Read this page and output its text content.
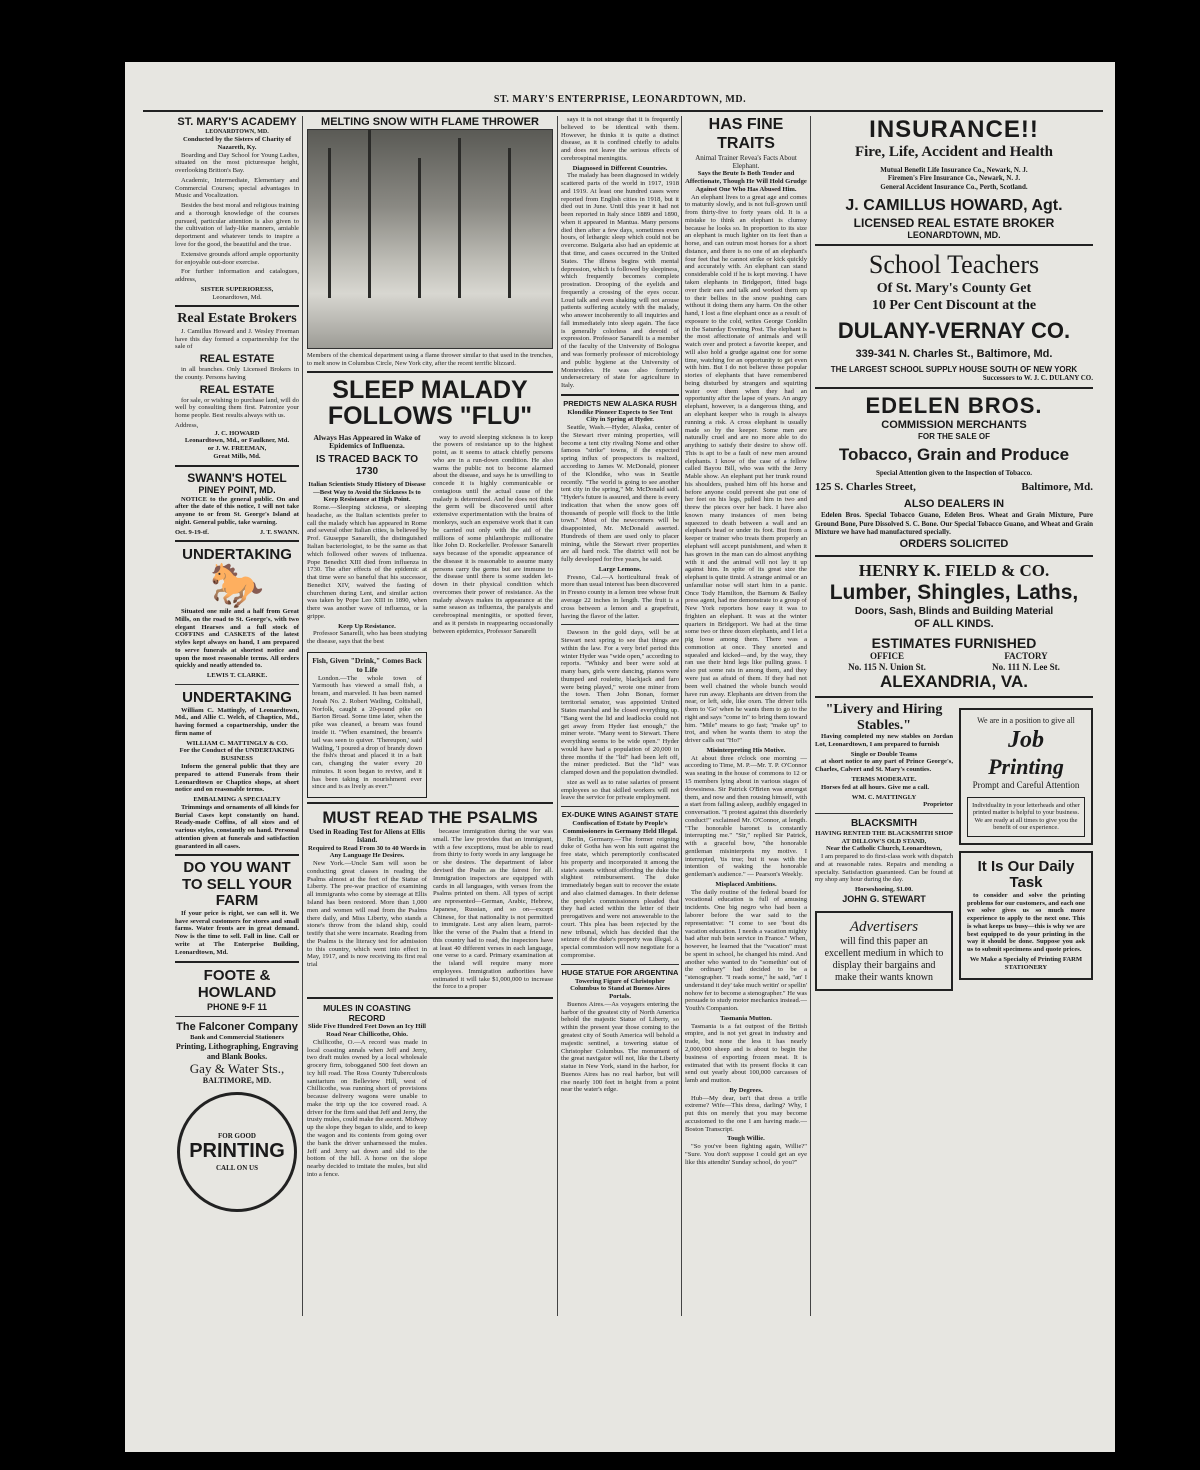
ST. MARY'S ENTERPRISE, LEONARDTOWN, MD.
ST. MARY'S ACADEMY
LEONARDTOWN, MD.
Conducted by the Sisters of Charity of Nazareth, Ky.

Boarding and Day School for Young Ladies, situated on the most picturesque height, overlooking Britton's Bay.

Academic, Intermediate, Elementary and Commercial Courses; special advantages in Music and Vocalization.

Besides the best moral and religious training and a thorough knowledge of the courses pursued, particular attention is also given to the cultivation of lady-like manners, amiable deportment and whatever tends to inspire a love for the good, the beautiful and the true.

Extensive grounds afford ample opportunity for enjoyable out-door exercise.

For further information and catalogues, address,

SISTER SUPERIORESS,
Leonardtown, Md.
Real Estate Brokers

J. Camillus Howard and J. Wesley Freeman have this day formed a copartnership for the sale of

REAL ESTATE

in all branches. Only Licensed Brokers in the county. Persons having

REAL ESTATE

for sale, or wishing to purchase land, will do well by consulting them first. Patronize your home people. Best results always with us.

Address,
J. C. HOWARD
Leonardtown, Md., or Faulkner, Md.
or J. W. FREEMAN,
Great Mills, Md.
SWANN'S HOTEL
PINEY POINT, MD.

NOTICE to the general public. On and after the date of this notice, I will not take anyone to or from St. George's Island at night. General public, take warning.

Oct. 9-19-tf.	J. T. SWANN.
UNDERTAKING
🐎

Situated one mile and a half from Great Mills, on the road to St. George's, with two elegant Hearses and a full stock of COFFINS and CASKETS of the latest styles kept always on hand, I am prepared to serve funerals at shortest notice and upon the most reasonable terms. All orders quickly and neatly attended to.

LEWIS T. CLARKE.
UNDERTAKING

William C. Mattingly, of Leonardtown, Md., and Allie C. Welch, of Chaptico, Md., having formed a copartnership, under the firm name of

WILLIAM C. MATTINGLY & CO.
For the Conduct of the UNDERTAKING BUSINESS

Inform the general public that they are prepared to attend Funerals from their Leonardtown or Chaptico shops, at short notice and on reasonable terms.

EMBALMING A SPECIALTY

Trimmings and ornaments of all kinds for Burial Cases kept constantly on hand. Ready-made Coffins, of all sizes and of various styles, constantly on hand. Personal attention given at funerals and satisfaction guaranteed in all cases.

DO YOU WANT TO SELL YOUR FARM

If your price is right, we can sell it. We have several customers for stores and small farms. Water fronts are in great demand. Now is the time to sell. Fall in line. Call or write at The Enterprise Building, Leonardtown, Md.

FOOTE & HOWLAND
PHONE 9-F 11
The Falconer Company
Bank and Commercial Stationers
Printing, Lithographing, Engraving and Blank Books.
Gay & Water Sts.,
BALTIMORE, MD.
FOR GOOD
PRINTING
CALL ON US
MELTING SNOW WITH FLAME THROWER
Members of the chemical department using a flame thrower similar to that used in the trenches, to melt snow in Columbus Circle, New York city, after the recent terrific blizzard.
SLEEP MALADY
FOLLOWS "FLU"
Always Has Appeared in Wake of Epidemics of Influenza.
IS TRACED BACK TO 1730
Italian Scientists Study History of Disease—Best Way to Avoid the Sickness Is to Keep Resistance at High Point.

Rome.—Sleeping sickness, or sleeping headache, as the Italian scientists prefer to call the malady which has appeared in Rome and several other Italian cities, is believed by Prof. Giuseppe Sanarelli, the distinguished Italian bacteriologist, to be the same as that which followed other waves of influenza. Pope Benedict XIII died from influenza in 1730. The after effects of the epidemic at that time were so baneful that his successor, Benedict XIV, waived the fasting of churchmen during Lent, and similar action was taken by Pope Leo XIII in 1890, when there was another wave of influenza, or la grippe.

Keep Up Resistance.

Professor Sanarelli, who has been studying the disease, says that the best

way to avoid sleeping sickness is to keep the powers of resistance up to the highest point, as it seems to attack chiefly persons who are in a run-down condition. He also warns the public not to become alarmed about the disease, and says he is unwilling to concede it is highly communicable or contagious until the actual cause of the malady is determined. And he does not think the germ will be discovered until after extensive experimentation with the brains of monkeys, such an expensive work that it can be carried out only with the aid of the millions of some philanthropic millionaire like John D. Rockefeller. Professor Sanarelli says because of the sporadic appearance of the disease it is reasonable to assume many persons carry the germs but are immune to the disease until there is some sudden let-down in their physical condition which overcomes their power of resistance. As the malady always makes its appearance at the same season as influenza, the paralysis and cerebrospinal meningitis, or spotted fever, and as it persists in reappearing occasionally between epidemics, Professor Sanarelli

Fish, Given "Drink," Comes Back to Life

London.—The whole town of Yarmouth has viewed a small fish, a bream, and marveled. It has been named Jonah No. 2. Robert Watling, Coltishall, Norfolk, caught a 20-pound pike on Barton Broad. Some time later, when the pike was cleaned, a bream was found inside it. "When examined, the bream's tail was seen to quiver. 'Thereupon,' said Watling, 'I poured a drop of brandy down the fish's throat and placed it in a bait can, changing the water every 20 minutes. It soon began to revive, and it has been taking in nourishment ever since and is as lively as ever.'"

MUST READ THE PSALMS
Used in Reading Test for Aliens at Ellis Island.
Required to Read From 30 to 40 Words in Any Language He Desires.

New York.—Uncle Sam will soon be conducting great classes in reading the Psalms almost at the feet of the Statue of Liberty. The pre-war practice of examining all immigrants who come by steerage at Ellis Island has been restored. More than 1,000 men and women will read from the Psalms there daily, and Miss Liberty, who stands a stone's throw from the island ship, could testify that she were incarnate. Reading from the Psalms is the literacy test for admission to this country, which went into effect in May, 1917, and is now receiving its first real trial

because immigration during the war was small. The law provides that an immigrant, with a few exceptions, must be able to read from thirty to forty words in any language he or she desires. The department of labor devised the Psalm as the fairest for all. Immigration inspectors are equipped with cards in all languages, with verses from the Psalms printed on them. All types of script are represented—German, Arabic, Hebrew, Japanese, Russian, and so on—except Chinese, for that nationality is not permitted to immigrate. Lest any alien learn, parrot-like the verse of the Psalm that a friend in this country had to read, the inspectors have at least 40 different verses in each language, one verse to a card. Primary examination at the island will require many more employees. Immigration authorities have estimated it will take $1,000,000 to increase the force to a proper

MULES IN COASTING RECORD
Slide Five Hundred Feet Down an Icy Hill Road Near Chillicothe, Ohio.

Chillicothe, O.—A record was made in local coasting annals when Jeff and Jerry, two draft mules owned by a local wholesale grocery firm, tobogganed 500 feet down an icy hill road. The Ross County Tuberculosis sanitarium on Belleview Hill, west of Chillicothe, was running short of provisions because delivery wagons were unable to make the trip up the ice covered road. A driver for the firm said that Jeff and Jerry, the trusty mules, could make the ascent. Midway up the slope they began to slide, and to keep the wagon and its contents from going over the bank the driver unharnessed the mules. Jeff and Jerry sat down and slid to the bottom of the hill. A horse on the slope nearby decided to imitate the mules, but slid into a fence.

says it is not strange that it is frequently believed to be identical with them. However, he thinks it is quite a distinct disease, as it is confined chiefly to adults and does not leave the serious effects of cerebrospinal meningitis.

Diagnosed in Different Countries.

The malady has been diagnosed in widely scattered parts of the world in 1917, 1918 and 1919. At least one hundred cases were reported from English cities in 1918, but it died out in June. Until this year it had not been reported in Italy since 1889 and 1890, when it appeared in Mantua. Many persons died then after a few days, sometimes even hours, of lethargic sleep which could not be overcome. Bulgaria also had an epidemic at that time, and cases occurred in the United States. The illness begins with mental depression, which is followed by sleepiness, which frequently becomes complete prostration. Drooping of the eyelids and frequently a crossing of the eyes occur. Loud talk and even shaking will not arouse patients suffering acutely with the malady, who answer incoherently to all inquiries and fall immediately into sleep again. The face is generally colorless and devoid of expression. Professor Sanarelli is a member of the faculty of the University of Bologna and was formerly professor of microbiology and public hygiene at the University of Montevideo. He was also formerly undersecretary of state for agriculture in Italy.

PREDICTS NEW ALASKA RUSH
Klondike Pioneer Expects to See Tent City in Spring at Hyder.

Seattle, Wash.—Hyder, Alaska, center of the Stewart river mining properties, will become a tent city rivaling Nome and other famous "strike" towns, if the expected spring influx of prospectors is realized, according to James W. McDonald, pioneer of the Klondike, who was in Seattle recently. "The world is going to see another tent city in the spring," Mr. McDonald said. "Hyder's future is assured, and there is every indication that when the snow goes off thousands of people will flock to the little town." Most of the newcomers will be disappointed, Mr. McDonald asserted. Hundreds of them are used only to placer mining, while the Stewart river properties are all hard rock. The district will not be fully developed for five years, he said.

Large Lemons.

Fresno, Cal.—A horticultural freak of more than usual interest has been discovered in Fresno county in a lemon tree whose fruit average 22 inches in length. The fruit is a cross between a lemon and a grapefruit, having the flavor of the latter.

Dawson in the gold days, will be at Stewart next spring to see that things are within the law. For a very brief period this winter Hyder was "wide open," according to reports. "Whisky and beer were sold at many bars, girls were dancing, pianos were thumped and roulette, blackjack and faro were being played," wrote one miner from the town. Then John Bonan, former territorial senator, was appointed United States marshal and he closed everything up. "Bang went the lid and leadlocks could not get away from Hyder fast enough," the miner wrote. "Many went to Stewart. There everything seems to be wide open." Hyder would have had a population of 20,000 in three months if the "lid" had been left off, the miner predicted. But the "lid" was clamped down and the population dwindled.

size as well as to raise salaries of present employees so that skilled workers will not leave the service for private employment.

EX-DUKE WINS AGAINST STATE
Confiscation of Estate by People's Commissioners in Germany Held Illegal.

Berlin, Germany.—The former reigning duke of Gotha has won his suit against the free state, which peremptorily confiscated his property and incorporated it among the state's assets without affording the duke the slightest reimbursement. The duke immediately began suit to recover the estate and also claimed damages. In their defense the people's commissioners pleaded that they had acted within the letter of their prerogatives and were not answerable to the court. This plea has been rejected by the new tribunal, which has decided that the seizure of the duke's property was illegal. A special commission will now negotiate for a compromise.

HUGE STATUE FOR ARGENTINA
Towering Figure of Christopher Columbus to Stand at Buenos Aires Portals.

Buenos Aires.—As voyagers entering the harbor of the greatest city of North America behold the majestic Statue of Liberty, so within the present year those coming to the greatest city of South America will behold a majestic sentinel, a towering statue of Christopher Columbus. The monument of the great navigator will not, like the Liberty statue in New York, stand in the harbor, for Buenos Aires has no real harbor, but will rise nearly 100 feet in height from a point near the water's edge.

HAS FINE TRAITS
Animal Trainer Revea's Facts About Elephant.
Says the Brute Is Both Tender and Affectionate, Though He Will Hold Grudge Against One Who Has Abused Him.

An elephant lives to a great age and comes to maturity slowly, and is not full-grown until from thirty-five to forty years old. It is a mistake to think an elephant is clumsy because he looks so. In proportion to its size an elephant is much lighter on its feet than a horse, and can outrun most horses for a short distance, and there is no one of an elephant's four feet that he cannot strike or kick quickly and accurately with. An elephant can stand considerable cold if he is kept moving. I have taken elephants in Bridgeport, fitted bags over their ears and talk and worked them up to their bellies in the snow pushing cars without it doing them any harm. On the other hand, I lost a fine elephant once as a result of exposure to the cold, writes George Conklin in the Saturday Evening Post. The elephant is the most affectionate of animals and will watch over and protect a favorite keeper, and will also hold a grudge against one for some time, watching for an opportunity to get even with him. But I do not believe those popular stories of elephants that have remembered being disturbed by strangers and squirting water over them when they had an opportunity after the lapse of years. An angry elephant, however, is a dangerous thing, and an elephant keeper who is rough is always running a risk. A cross elephant is usually made so by the keeper. Some men are naturally cruel and are no more able to do anything to satisfy their desire to show off. This is apt to be a fault of new men around elephants. I know of the case of a fellow called Bayou Bill, who was with the Jerry Mable show. An elephant put her trunk round his shoulders, pushed him off his horse and before anyone could prevent she put one of her feet on his legs, pulled him in two and threw the pieces over her back. I have also known many instances of men being squeezed to death between a wall and an elephant's head or under its foot. But from a keeper or trainer who treats them properly an elephant will accept punishment, and when it has grown in the man can do almost anything with it and the animal will not lay it up against him. In spite of its great size the elephant is quite timid. A strange animal or an unfamiliar noise will start him in a panic. Once Tody Hamilton, the Barnum & Bailey press agent, had me demonstrate to a group of New York reporters how easy it was to frighten an elephant. It was at the winter quarters in Bridgeport. We had at the time some two or three dozen elephants, and I let a pig loose among them. There was a commotion at once. They snorted and squealed and kicked—and, by the way, they ran use their hind legs like pulling grass. I also put some rats in among them, and they were just as afraid of them. If they had not been well chained the whole bunch would have run away. Elephants are driven from the near, or left, side, like oxen. The driver tells them to 'Go' when he wants them to go to the right and says "come in" to bring them toward him. "Mile" means to go fast; "make up" to trot, and when he wants them to stop the driver calls out "Ho!"

Misinterpreting His Motive.

At about three o'clock one morning —according to Time, M. P.—Mr. T. P. O'Connor was seating in the house of commons to 12 or 15 members lying about in various stages of drowsiness. Sir Patrick O'Brien was amongst them, and now and then rousing himself, with a start from falling asleep, audibly engaged in conversation. "I protest against this disorderly conduct!" exclaimed Mr. O'Connor, at length. "The honorable baronet is constantly interrupting me." "Sir," replied Sir Patrick, with a graceful bow, "the honorable gentleman misinterprets my motive. I interrupted, 'tis true; but it was with the intention of waking the honorable gentleman's audience." — Pearson's Weekly.

Misplaced Ambitions.

The daily routine of the federal board for vocational education is full of amusing incidents. One big negro who had been a laborer before the war said to the representative: "I come to see 'bout dis vacation education. I needs a vacation mighty bad after nuh bein service in France." When, however, he learned that the "vacation" must be spent in school, he changed his mind. And another who wanted to do "somethin' out of the ordinary" had decided to be a "stenographer. "I reads some," he said, "an' I understand it dey' take much writin' or spellin' nohow fer to become a stenographer." He was persuade to study motor mechanics instead.—Youth's Companion.

Tasmania Mutton.

Tasmania is a fat outpost of the British empire, and is not yet great in industry and trade, but none the less it has nearly 2,000,000 sheep and is about to begin the business of exporting frozen meat. It is estimated that with its present flocks it can send out yearly about 100,000 carcasses of lamb and mutton.

By Degrees.

Hub—My dear, isn't that dress a trifle extreme? Wife—This dress, darling? Why, I put this on merely that you may become accustomed to the one I am having made.—Boston Transcript.

Tough Willie.

"So you've been fighting again, Willie?" "Sure. You don't suppose I could get an eye like this attendin' Sunday school, do you?"

INSURANCE!!
Fire, Life, Accident and Health
Mutual Benefit Life Insurance Co., Newark, N. J.
Firemen's Fire Insurance Co., Newark, N. J.
General Accident Insurance Co., Perth, Scotland.
J. CAMILLUS HOWARD, Agt.
LICENSED REAL ESTATE BROKER
LEONARDTOWN, MD.
School Teachers
Of St. Mary's County Get
10 Per Cent Discount at the
DULANY-VERNAY CO.
339-341 N. Charles St., Baltimore, Md.
THE LARGEST SCHOOL SUPPLY HOUSE SOUTH OF NEW YORK
Successors to W. J. C. DULANY CO.
EDELEN BROS.
COMMISSION MERCHANTS
FOR THE SALE OF
Tobacco, Grain and Produce
Special Attention given to the Inspection of Tobacco.
125 S. Charles Street,	Baltimore, Md.
ALSO DEALERS IN

Edelen Bros. Special Tobacco Guano, Edelen Bros. Wheat and Grain Mixture, Pure Ground Bone, Pure Dissolved S. C. Bone. Our Special Tobacco Guano, and Wheat and Grain Mixture we have had manufactured specially.

ORDERS SOLICITED
HENRY K. FIELD & CO.
Lumber, Shingles, Laths,
Doors, Sash, Blinds and Building Material
OF ALL KINDS.
ESTIMATES FURNISHED
OFFICE
No. 115 N. Union St.
FACTORY
No. 111 N. Lee St.
ALEXANDRIA, VA.
"Livery and Hiring Stables."

Having completed my new stables on Jordan Lot, Leonardtown, I am prepared to furnish

Single or Double Teams

at short notice to any part of Prince George's, Charles, Calvert and St. Mary's counties.

TERMS MODERATE.

Horses fed at all hours. Give me a call.

WM. C. MATTINGLY
Proprietor
BLACKSMITH
HAVING RENTED THE BLACKSMITH SHOP AT DILLOW'S OLD STAND,
Near the Catholic Church, Leonardtown,

I am prepared to do first-class work with dispatch and at reasonable rates. Repairs and mending a specialty. Satisfaction guaranteed. Can be found at my shop any hour during the day.

Horseshoeing, $1.00.
JOHN G. STEWART
Advertisers
will find this paper an excellent medium in which to display their bargains and make their wants known
We are in a position to give all
Job
Printing
Prompt and Careful Attention
Individuality in your letterheads and other printed matter is helpful to your business. We are ready at all times to give you the benefit of our experience.
It Is Our Daily Task

to consider and solve the printing problems for our customers, and each one we solve gives us so much more experience to apply to the next one. This is what keeps us busy—this is why we are best equipped to do your printing in the way it should be done. Suppose you ask us to submit specimens and quote prices.

We Make a Specialty of Printing FARM STATIONERY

------------------------------

-- YOUR OBJECTIVE --
Would you copy every line of the entries that includes the word "Buenos"?

-- TASK RESPONSE --
Towering Figure of Christopher Columbus to Stand at Buenos Aires Portals.
Buenos Aires.—As voyagers entering the harbor of the greatest city of North America behold the majestic Statue of Liberty, so within the present year those coming to the greatest city of South America will behold a majestic sentinel, a towering statue of Christopher Columbus. The monument of the great navigator will not, like the Liberty statue in New York, stand in the harbor, for Buenos Aires has no real harbor, but will rise nearly 100 feet in height from a point near the water's edge.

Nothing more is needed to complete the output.